Copy each line below in which the word "this" occurs.

● Records provided
========================================
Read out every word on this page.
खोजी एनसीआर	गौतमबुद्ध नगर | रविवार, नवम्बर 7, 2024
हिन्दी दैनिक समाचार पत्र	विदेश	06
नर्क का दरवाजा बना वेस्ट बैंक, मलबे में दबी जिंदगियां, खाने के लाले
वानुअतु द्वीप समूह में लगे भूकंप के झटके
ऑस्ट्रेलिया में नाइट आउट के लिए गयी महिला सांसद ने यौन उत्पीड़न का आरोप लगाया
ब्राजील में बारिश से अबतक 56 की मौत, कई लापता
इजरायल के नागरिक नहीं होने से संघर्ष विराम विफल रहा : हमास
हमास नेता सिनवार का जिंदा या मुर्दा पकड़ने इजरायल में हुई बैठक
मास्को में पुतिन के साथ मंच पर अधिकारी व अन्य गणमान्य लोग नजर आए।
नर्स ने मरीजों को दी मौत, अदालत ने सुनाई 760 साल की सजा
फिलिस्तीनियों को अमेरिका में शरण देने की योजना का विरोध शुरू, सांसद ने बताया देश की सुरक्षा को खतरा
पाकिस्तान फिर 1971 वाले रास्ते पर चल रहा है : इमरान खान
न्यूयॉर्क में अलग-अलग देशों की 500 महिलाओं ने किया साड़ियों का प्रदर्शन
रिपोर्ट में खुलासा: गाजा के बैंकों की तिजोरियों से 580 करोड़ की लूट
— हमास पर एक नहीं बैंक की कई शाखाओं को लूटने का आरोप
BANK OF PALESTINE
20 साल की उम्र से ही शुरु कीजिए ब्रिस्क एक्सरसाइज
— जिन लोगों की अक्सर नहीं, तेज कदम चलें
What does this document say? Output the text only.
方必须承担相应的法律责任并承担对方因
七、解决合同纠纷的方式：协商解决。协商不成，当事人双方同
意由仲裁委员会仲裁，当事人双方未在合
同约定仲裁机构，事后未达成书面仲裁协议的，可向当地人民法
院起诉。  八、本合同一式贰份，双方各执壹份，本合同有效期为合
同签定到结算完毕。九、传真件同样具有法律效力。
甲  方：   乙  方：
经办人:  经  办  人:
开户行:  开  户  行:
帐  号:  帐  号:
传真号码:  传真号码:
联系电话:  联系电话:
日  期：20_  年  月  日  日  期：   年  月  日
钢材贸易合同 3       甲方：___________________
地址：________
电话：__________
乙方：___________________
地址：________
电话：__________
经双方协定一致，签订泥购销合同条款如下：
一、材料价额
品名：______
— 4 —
========================================
● Correct answer
Read out every word on this page.
What does this document say? Output the text only.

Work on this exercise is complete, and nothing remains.